> _AIM_: Look for "document" in the listing below. Gather each line that contains it.

> _DATA ROWS_:
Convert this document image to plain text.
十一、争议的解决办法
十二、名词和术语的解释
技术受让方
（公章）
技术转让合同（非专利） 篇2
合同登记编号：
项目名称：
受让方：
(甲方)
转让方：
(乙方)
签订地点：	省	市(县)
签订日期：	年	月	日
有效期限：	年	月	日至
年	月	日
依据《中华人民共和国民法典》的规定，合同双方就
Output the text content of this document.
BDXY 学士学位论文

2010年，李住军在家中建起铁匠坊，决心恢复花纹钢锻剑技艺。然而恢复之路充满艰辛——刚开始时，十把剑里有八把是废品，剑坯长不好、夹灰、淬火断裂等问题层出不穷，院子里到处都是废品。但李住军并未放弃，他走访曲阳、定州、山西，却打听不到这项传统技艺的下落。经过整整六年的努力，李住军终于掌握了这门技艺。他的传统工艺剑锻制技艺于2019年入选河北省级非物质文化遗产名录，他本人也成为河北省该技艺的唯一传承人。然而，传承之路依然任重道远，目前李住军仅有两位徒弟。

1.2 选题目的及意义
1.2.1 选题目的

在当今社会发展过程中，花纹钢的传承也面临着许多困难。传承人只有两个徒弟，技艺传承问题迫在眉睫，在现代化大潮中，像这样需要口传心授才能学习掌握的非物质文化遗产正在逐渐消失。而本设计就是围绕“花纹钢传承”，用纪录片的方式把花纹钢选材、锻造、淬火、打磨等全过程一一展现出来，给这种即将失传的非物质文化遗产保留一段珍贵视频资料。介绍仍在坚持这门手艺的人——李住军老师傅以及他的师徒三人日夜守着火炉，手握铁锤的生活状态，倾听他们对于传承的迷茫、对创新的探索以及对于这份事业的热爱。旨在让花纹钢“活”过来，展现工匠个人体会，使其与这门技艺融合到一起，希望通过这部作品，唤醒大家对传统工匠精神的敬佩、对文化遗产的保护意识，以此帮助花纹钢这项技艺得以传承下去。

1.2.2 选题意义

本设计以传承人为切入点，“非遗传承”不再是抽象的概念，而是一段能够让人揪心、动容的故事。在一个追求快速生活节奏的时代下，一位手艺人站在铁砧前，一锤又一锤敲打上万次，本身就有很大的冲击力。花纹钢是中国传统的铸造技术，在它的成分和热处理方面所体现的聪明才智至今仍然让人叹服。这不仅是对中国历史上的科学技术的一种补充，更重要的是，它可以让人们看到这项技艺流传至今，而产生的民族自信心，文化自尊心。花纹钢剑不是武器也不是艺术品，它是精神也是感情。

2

> _RESULT BELOW_:
Convert this document image to plain text.
Output the text content of this document.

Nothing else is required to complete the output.